[Stored data]
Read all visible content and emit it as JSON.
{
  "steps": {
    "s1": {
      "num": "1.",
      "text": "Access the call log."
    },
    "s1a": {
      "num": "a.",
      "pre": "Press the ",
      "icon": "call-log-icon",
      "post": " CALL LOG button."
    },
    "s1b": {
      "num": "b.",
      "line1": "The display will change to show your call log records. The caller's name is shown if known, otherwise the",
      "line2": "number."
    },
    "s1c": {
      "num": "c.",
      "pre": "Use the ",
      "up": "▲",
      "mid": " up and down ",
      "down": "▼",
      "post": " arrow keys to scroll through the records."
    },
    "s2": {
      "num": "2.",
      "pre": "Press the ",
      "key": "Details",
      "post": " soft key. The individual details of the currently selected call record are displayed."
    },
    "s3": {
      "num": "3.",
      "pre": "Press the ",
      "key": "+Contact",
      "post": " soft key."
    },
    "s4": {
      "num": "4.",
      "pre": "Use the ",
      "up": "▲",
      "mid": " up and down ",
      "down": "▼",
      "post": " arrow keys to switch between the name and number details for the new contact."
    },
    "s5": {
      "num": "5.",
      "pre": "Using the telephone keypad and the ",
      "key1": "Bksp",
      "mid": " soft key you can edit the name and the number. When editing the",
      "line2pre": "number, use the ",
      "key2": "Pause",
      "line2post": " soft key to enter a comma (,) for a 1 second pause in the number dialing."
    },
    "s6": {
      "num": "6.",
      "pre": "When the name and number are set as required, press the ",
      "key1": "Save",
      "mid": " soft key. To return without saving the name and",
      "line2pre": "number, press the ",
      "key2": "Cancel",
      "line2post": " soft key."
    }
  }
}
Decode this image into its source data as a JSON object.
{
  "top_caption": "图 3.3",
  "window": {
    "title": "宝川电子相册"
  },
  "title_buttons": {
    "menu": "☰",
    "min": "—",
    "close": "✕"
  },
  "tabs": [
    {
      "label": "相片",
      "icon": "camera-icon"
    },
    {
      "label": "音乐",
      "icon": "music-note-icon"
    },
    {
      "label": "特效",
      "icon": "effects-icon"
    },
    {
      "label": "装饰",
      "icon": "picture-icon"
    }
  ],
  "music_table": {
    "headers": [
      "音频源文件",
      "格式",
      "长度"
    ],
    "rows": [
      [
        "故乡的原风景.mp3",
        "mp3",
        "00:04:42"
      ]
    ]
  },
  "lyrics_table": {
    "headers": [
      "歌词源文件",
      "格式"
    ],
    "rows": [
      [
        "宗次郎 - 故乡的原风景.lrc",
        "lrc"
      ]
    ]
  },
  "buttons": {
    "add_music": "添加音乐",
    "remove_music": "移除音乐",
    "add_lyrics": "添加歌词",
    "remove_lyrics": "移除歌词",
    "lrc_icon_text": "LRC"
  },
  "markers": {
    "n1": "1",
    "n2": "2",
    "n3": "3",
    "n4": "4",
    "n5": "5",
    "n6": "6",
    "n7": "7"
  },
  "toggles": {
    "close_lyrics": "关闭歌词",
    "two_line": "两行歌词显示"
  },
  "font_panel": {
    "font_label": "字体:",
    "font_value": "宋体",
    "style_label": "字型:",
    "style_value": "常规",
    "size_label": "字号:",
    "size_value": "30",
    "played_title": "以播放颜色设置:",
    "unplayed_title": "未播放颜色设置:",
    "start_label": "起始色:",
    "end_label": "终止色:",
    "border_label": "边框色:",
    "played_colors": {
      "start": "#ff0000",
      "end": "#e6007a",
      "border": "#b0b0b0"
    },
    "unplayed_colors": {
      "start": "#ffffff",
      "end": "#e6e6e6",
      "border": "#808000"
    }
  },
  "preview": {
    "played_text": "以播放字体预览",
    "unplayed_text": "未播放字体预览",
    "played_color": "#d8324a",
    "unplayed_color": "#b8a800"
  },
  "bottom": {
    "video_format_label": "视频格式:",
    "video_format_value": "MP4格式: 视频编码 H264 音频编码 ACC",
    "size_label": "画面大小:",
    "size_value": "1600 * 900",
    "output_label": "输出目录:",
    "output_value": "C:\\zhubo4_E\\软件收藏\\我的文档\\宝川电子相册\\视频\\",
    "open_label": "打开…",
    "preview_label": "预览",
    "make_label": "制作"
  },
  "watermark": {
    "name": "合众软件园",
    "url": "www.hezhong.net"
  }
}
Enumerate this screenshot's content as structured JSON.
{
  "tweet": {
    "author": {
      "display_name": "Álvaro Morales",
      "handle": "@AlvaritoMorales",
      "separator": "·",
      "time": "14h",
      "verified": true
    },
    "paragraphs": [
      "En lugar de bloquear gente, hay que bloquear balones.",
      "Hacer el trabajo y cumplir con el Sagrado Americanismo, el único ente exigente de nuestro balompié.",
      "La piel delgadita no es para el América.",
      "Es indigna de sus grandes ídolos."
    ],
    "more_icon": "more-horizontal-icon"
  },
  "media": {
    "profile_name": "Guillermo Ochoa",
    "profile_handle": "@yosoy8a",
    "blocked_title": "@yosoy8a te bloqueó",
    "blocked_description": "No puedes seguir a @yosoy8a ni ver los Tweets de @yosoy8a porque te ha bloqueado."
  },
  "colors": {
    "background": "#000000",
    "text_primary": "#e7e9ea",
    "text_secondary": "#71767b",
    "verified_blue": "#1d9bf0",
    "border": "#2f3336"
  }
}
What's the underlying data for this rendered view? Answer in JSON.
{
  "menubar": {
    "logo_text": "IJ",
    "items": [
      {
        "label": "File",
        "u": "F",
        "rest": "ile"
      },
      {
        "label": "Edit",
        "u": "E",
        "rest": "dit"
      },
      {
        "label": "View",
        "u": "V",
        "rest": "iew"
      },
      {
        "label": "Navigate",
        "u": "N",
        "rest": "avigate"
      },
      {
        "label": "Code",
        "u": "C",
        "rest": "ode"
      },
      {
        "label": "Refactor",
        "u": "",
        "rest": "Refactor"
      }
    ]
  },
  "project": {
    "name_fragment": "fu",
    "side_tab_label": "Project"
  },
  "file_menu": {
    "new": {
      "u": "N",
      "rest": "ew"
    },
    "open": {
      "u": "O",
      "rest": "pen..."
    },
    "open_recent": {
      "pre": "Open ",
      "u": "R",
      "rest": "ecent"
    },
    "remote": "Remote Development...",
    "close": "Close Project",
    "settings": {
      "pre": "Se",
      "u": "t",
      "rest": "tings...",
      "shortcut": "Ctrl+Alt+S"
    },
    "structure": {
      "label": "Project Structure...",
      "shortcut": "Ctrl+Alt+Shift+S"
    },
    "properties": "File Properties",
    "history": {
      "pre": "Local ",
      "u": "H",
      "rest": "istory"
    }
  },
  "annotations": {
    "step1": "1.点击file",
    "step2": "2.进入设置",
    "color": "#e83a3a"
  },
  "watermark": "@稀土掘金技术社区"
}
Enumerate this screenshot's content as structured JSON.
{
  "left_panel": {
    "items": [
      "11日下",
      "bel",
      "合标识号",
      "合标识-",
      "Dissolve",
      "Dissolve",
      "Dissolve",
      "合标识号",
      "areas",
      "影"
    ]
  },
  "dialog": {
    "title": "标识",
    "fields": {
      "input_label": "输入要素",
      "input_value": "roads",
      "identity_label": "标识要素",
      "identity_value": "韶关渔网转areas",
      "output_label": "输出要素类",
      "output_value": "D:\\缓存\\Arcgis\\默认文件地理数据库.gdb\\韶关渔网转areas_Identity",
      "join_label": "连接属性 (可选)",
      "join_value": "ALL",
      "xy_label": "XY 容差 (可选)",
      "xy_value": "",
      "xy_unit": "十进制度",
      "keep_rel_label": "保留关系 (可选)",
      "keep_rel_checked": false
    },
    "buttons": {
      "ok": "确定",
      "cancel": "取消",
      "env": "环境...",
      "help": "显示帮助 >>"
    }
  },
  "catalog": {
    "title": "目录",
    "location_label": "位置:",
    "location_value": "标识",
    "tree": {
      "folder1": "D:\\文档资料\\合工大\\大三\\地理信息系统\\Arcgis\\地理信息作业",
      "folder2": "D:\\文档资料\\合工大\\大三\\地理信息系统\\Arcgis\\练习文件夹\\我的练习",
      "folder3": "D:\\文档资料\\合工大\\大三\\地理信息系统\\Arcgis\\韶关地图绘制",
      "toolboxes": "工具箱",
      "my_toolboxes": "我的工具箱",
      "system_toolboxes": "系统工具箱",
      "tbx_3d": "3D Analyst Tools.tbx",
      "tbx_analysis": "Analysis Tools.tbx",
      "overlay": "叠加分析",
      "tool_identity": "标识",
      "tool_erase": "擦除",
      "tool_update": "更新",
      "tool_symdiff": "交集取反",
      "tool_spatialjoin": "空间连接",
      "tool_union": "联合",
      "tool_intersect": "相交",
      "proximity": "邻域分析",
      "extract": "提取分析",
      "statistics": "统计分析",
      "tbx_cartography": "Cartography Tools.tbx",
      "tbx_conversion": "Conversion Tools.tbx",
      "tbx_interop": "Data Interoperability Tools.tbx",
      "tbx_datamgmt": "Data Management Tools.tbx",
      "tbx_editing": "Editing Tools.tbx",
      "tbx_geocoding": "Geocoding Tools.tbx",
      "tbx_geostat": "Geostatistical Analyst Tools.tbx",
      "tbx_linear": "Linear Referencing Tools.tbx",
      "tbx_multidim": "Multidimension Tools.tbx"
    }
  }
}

**JOB**
Say, as a bare number, how many lines in the entries above include the string "文档资料".

**IN RESPONSE**
3